**PROVIDED RECORDS**
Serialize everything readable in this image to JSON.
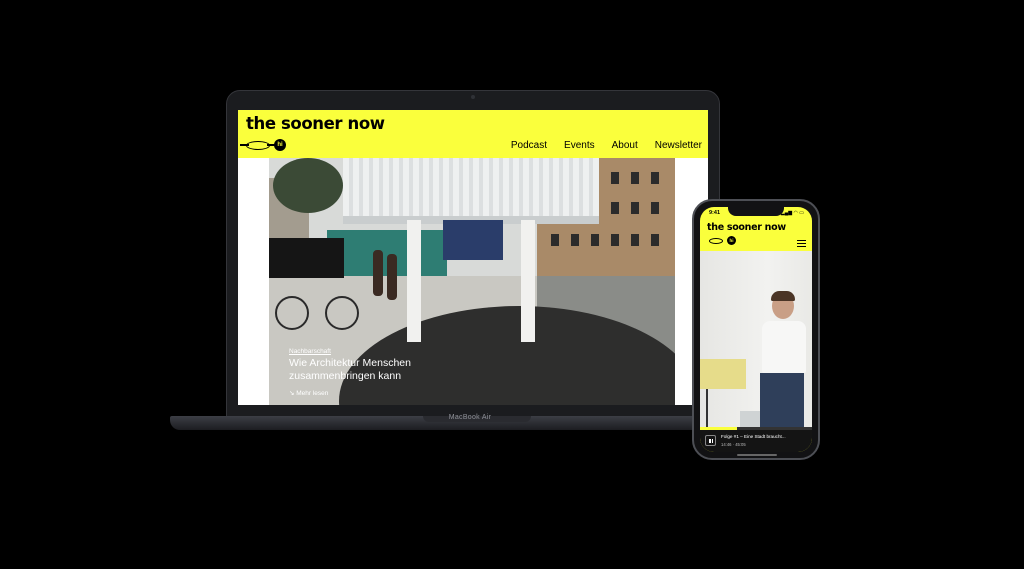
{
  "colors": {
    "brand_yellow": "#faff3c",
    "background": "#000000",
    "device_frame": "#1b1c1f"
  },
  "laptop": {
    "model_label": "MacBook Air",
    "site": {
      "title": "the sooner now",
      "logo_badge": "hi",
      "nav": [
        "Podcast",
        "Events",
        "About",
        "Newsletter"
      ],
      "hero": {
        "kicker": "Nachbarschaft",
        "headline": "Wie Architektur Menschen zusammenbringen kann",
        "more_link": "↘ Mehr lesen"
      }
    }
  },
  "phone": {
    "status_time": "9:41",
    "status_icons": "▂▄▆ ◠ ▭",
    "site_title": "the sooner now",
    "logo_badge": "hi",
    "menu_icon": "hamburger-icon",
    "player": {
      "episode_title": "Folge #1 – Eine Stadt braucht...",
      "elapsed": "14:46",
      "duration": "45:05",
      "time_display": "14:46 · 45:05",
      "progress": 0.33
    }
  }
}
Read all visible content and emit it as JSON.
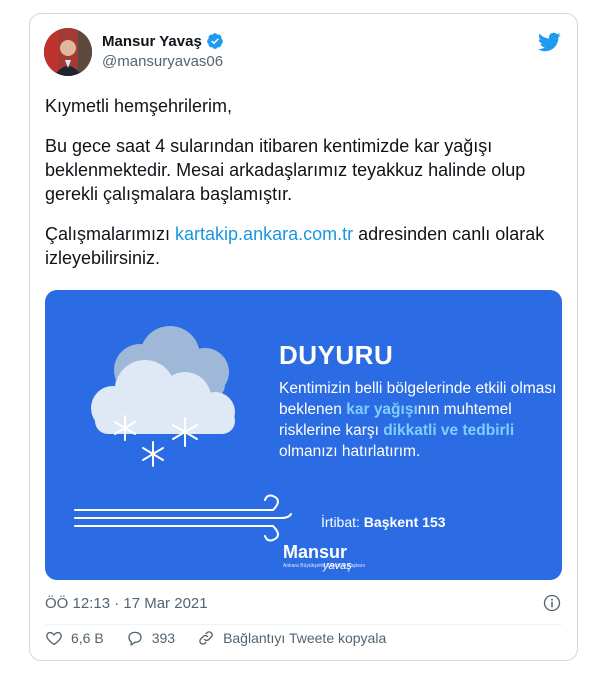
{
  "author": {
    "display_name": "Mansur Yavaş",
    "handle": "@mansuryavas06"
  },
  "tweet": {
    "paragraph1": "Kıymetli hemşehrilerim,",
    "paragraph2": "Bu gece saat 4 sularından itibaren kentimizde kar yağışı beklenmektedir. Mesai arkadaşlarımız teyakkuz halinde olup gerekli çalışmalara başlamıştır.",
    "paragraph3_pre": "Çalışmalarımızı ",
    "paragraph3_link": "kartakip.ankara.com.tr",
    "paragraph3_post": " adresinden canlı olarak izleyebilirsiniz."
  },
  "media": {
    "title": "DUYURU",
    "body_1": "Kentimizin belli bölgelerinde etkili olması beklenen ",
    "body_highlight_1": "kar yağışı",
    "body_2": "nın muhtemel risklerine karşı ",
    "body_highlight_2": "dikkatli ve tedbirli",
    "body_3": " olmanızı hatırlatırım.",
    "contact_label": "İrtibat: ",
    "contact_value": "Başkent 153",
    "logo_name": "Mansur",
    "logo_sub": "Ankara Büyükşehir Belediye Başkanı",
    "logo_script": "yavaş",
    "background_color": "#2b6be3"
  },
  "meta": {
    "timestamp": "ÖÖ 12:13 · 17 Mar 2021"
  },
  "actions": {
    "likes": "6,6 B",
    "replies": "393",
    "copy_link": "Bağlantıyı Tweete kopyala"
  },
  "icons": {
    "verified": "verified-badge-icon",
    "bird": "twitter-bird-icon",
    "info": "info-icon",
    "like": "heart-icon",
    "reply": "reply-bubble-icon",
    "link": "link-icon"
  },
  "colors": {
    "twitter_blue": "#1d9bf0",
    "link": "#1b95e0",
    "muted": "#536471"
  }
}
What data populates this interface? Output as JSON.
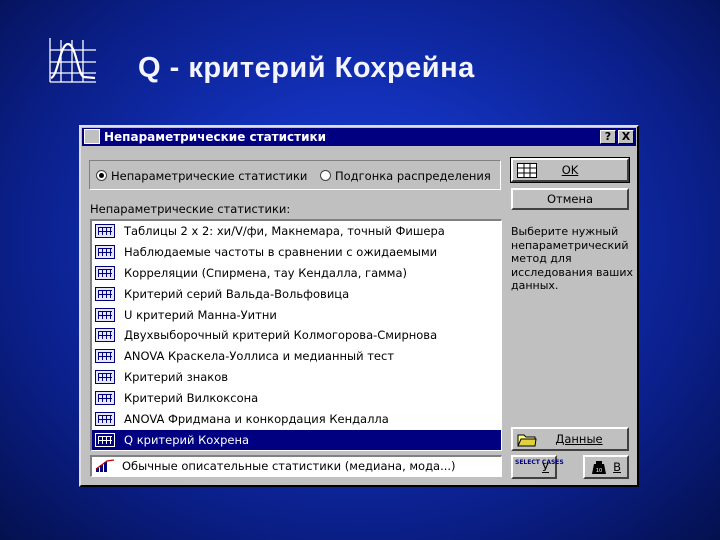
{
  "slide": {
    "title": "Q - критерий Кохрейна"
  },
  "dialog": {
    "title": "Непараметрические статистики",
    "help_label": "?",
    "close_label": "X",
    "radio_options": [
      {
        "label": "Непараметрические статистики",
        "selected": true
      },
      {
        "label": "Подгонка распределения",
        "selected": false
      }
    ],
    "list_label": "Непараметрические статистики:",
    "items": [
      {
        "label": "Таблицы 2 x 2:  хи/V/фи, Макнемара, точный Фишера",
        "icon": "table-grid-icon"
      },
      {
        "label": "Наблюдаемые частоты в сравнении с ожидаемыми",
        "icon": "frequency-icon"
      },
      {
        "label": "Корреляции (Спирмена, тау Кендалла, гамма)",
        "icon": "correlation-icon"
      },
      {
        "label": "Критерий серий Вальда-Вольфовица",
        "icon": "runs-test-icon"
      },
      {
        "label": "U критерий Манна-Уитни",
        "icon": "mann-whitney-icon"
      },
      {
        "label": "Двухвыборочный критерий Колмогорова-Смирнова",
        "icon": "ks-test-icon"
      },
      {
        "label": "ANOVA Краскела-Уоллиса и медианный тест",
        "icon": "kruskal-icon"
      },
      {
        "label": "Критерий знаков",
        "icon": "sign-test-icon"
      },
      {
        "label": "Критерий Вилкоксона",
        "icon": "wilcoxon-icon"
      },
      {
        "label": "ANOVA Фридмана и конкордация Кендалла",
        "icon": "friedman-icon"
      },
      {
        "label": "Q критерий Кохрена",
        "icon": "cochran-icon",
        "selected": true
      }
    ],
    "extra_item": {
      "label": "Обычные описательные статистики (медиана, мода...)",
      "icon": "descriptive-stats-icon"
    },
    "buttons": {
      "ok": "OK",
      "cancel": "Отмена",
      "data": "Данные",
      "select_cases_icon": "SELECT CASES",
      "select_cases": "У",
      "weight": "В"
    },
    "hint": "Выберите нужный непараметрический метод для исследования ваших данных.",
    "colors": {
      "titlebar": "#000080",
      "selection": "#000080",
      "face": "#c0c0c0"
    }
  }
}
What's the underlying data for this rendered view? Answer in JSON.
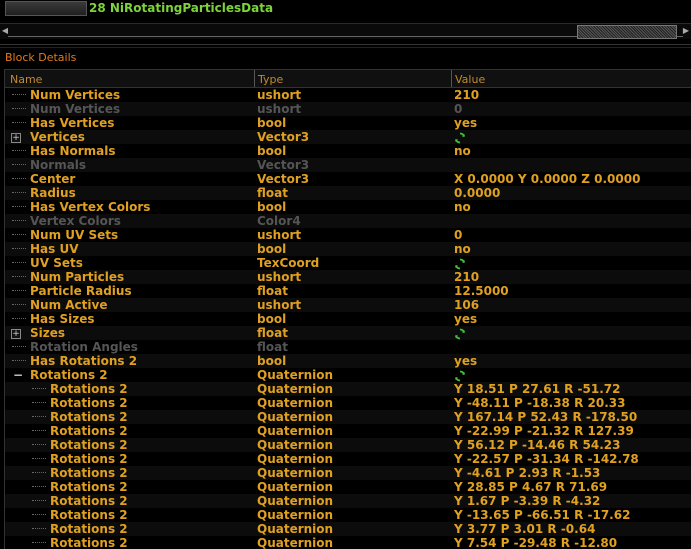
{
  "header": {
    "title": "28 NiRotatingParticlesData"
  },
  "panel": {
    "title": "Block Details"
  },
  "columns": [
    "Name",
    "Type",
    "Value"
  ],
  "rows": [
    {
      "name": "Num Vertices",
      "type": "ushort",
      "value": "210",
      "level": 0,
      "dim": false,
      "expander": "none"
    },
    {
      "name": "Num Vertices",
      "type": "ushort",
      "value": "0",
      "level": 0,
      "dim": true,
      "expander": "none"
    },
    {
      "name": "Has Vertices",
      "type": "bool",
      "value": "yes",
      "level": 0,
      "dim": false,
      "expander": "none"
    },
    {
      "name": "Vertices",
      "type": "Vector3",
      "value": "",
      "level": 0,
      "dim": false,
      "expander": "plus",
      "icon": "refresh-icon"
    },
    {
      "name": "Has Normals",
      "type": "bool",
      "value": "no",
      "level": 0,
      "dim": false,
      "expander": "none"
    },
    {
      "name": "Normals",
      "type": "Vector3",
      "value": "",
      "level": 0,
      "dim": true,
      "expander": "none"
    },
    {
      "name": "Center",
      "type": "Vector3",
      "value": "X 0.0000 Y 0.0000 Z 0.0000",
      "level": 0,
      "dim": false,
      "expander": "none"
    },
    {
      "name": "Radius",
      "type": "float",
      "value": "0.0000",
      "level": 0,
      "dim": false,
      "expander": "none"
    },
    {
      "name": "Has Vertex Colors",
      "type": "bool",
      "value": "no",
      "level": 0,
      "dim": false,
      "expander": "none"
    },
    {
      "name": "Vertex Colors",
      "type": "Color4",
      "value": "",
      "level": 0,
      "dim": true,
      "expander": "none"
    },
    {
      "name": "Num UV Sets",
      "type": "ushort",
      "value": "0",
      "level": 0,
      "dim": false,
      "expander": "none"
    },
    {
      "name": "Has UV",
      "type": "bool",
      "value": "no",
      "level": 0,
      "dim": false,
      "expander": "none"
    },
    {
      "name": "UV Sets",
      "type": "TexCoord",
      "value": "",
      "level": 0,
      "dim": false,
      "expander": "none",
      "icon": "refresh-icon"
    },
    {
      "name": "Num Particles",
      "type": "ushort",
      "value": "210",
      "level": 0,
      "dim": false,
      "expander": "none"
    },
    {
      "name": "Particle Radius",
      "type": "float",
      "value": "12.5000",
      "level": 0,
      "dim": false,
      "expander": "none"
    },
    {
      "name": "Num Active",
      "type": "ushort",
      "value": "106",
      "level": 0,
      "dim": false,
      "expander": "none"
    },
    {
      "name": "Has Sizes",
      "type": "bool",
      "value": "yes",
      "level": 0,
      "dim": false,
      "expander": "none"
    },
    {
      "name": "Sizes",
      "type": "float",
      "value": "",
      "level": 0,
      "dim": false,
      "expander": "plus",
      "icon": "refresh-icon"
    },
    {
      "name": "Rotation Angles",
      "type": "float",
      "value": "",
      "level": 0,
      "dim": true,
      "expander": "none"
    },
    {
      "name": "Has Rotations 2",
      "type": "bool",
      "value": "yes",
      "level": 0,
      "dim": false,
      "expander": "none"
    },
    {
      "name": "Rotations 2",
      "type": "Quaternion",
      "value": "",
      "level": 0,
      "dim": false,
      "expander": "minus",
      "icon": "refresh-icon"
    },
    {
      "name": "Rotations 2",
      "type": "Quaternion",
      "value": "Y 18.51 P 27.61 R -51.72",
      "level": 1,
      "dim": false,
      "expander": "none"
    },
    {
      "name": "Rotations 2",
      "type": "Quaternion",
      "value": "Y -48.11 P -18.38 R 20.33",
      "level": 1,
      "dim": false,
      "expander": "none"
    },
    {
      "name": "Rotations 2",
      "type": "Quaternion",
      "value": "Y 167.14 P 52.43 R -178.50",
      "level": 1,
      "dim": false,
      "expander": "none"
    },
    {
      "name": "Rotations 2",
      "type": "Quaternion",
      "value": "Y -22.99 P -21.32 R 127.39",
      "level": 1,
      "dim": false,
      "expander": "none"
    },
    {
      "name": "Rotations 2",
      "type": "Quaternion",
      "value": "Y 56.12 P -14.46 R 54.23",
      "level": 1,
      "dim": false,
      "expander": "none"
    },
    {
      "name": "Rotations 2",
      "type": "Quaternion",
      "value": "Y -22.57 P -31.34 R -142.78",
      "level": 1,
      "dim": false,
      "expander": "none"
    },
    {
      "name": "Rotations 2",
      "type": "Quaternion",
      "value": "Y -4.61 P 2.93 R -1.53",
      "level": 1,
      "dim": false,
      "expander": "none"
    },
    {
      "name": "Rotations 2",
      "type": "Quaternion",
      "value": "Y 28.85 P 4.67 R 71.69",
      "level": 1,
      "dim": false,
      "expander": "none"
    },
    {
      "name": "Rotations 2",
      "type": "Quaternion",
      "value": "Y 1.67 P -3.39 R -4.32",
      "level": 1,
      "dim": false,
      "expander": "none"
    },
    {
      "name": "Rotations 2",
      "type": "Quaternion",
      "value": "Y -13.65 P -66.51 R -17.62",
      "level": 1,
      "dim": false,
      "expander": "none"
    },
    {
      "name": "Rotations 2",
      "type": "Quaternion",
      "value": "Y 3.77 P 3.01 R -0.64",
      "level": 1,
      "dim": false,
      "expander": "none"
    },
    {
      "name": "Rotations 2",
      "type": "Quaternion",
      "value": "Y 7.54 P -29.48 R -12.80",
      "level": 1,
      "dim": false,
      "expander": "none"
    }
  ],
  "colors": {
    "text": "#e0a020",
    "dim": "#555555",
    "title": "#7dd43a",
    "section": "#e07a20"
  }
}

**INSTRUCTIONS TO FOLLOW**
In the data above, how many lines contain the string "Кендалла"? Answer with the number only.

**ANSWER TO THIS PROBLEM**
2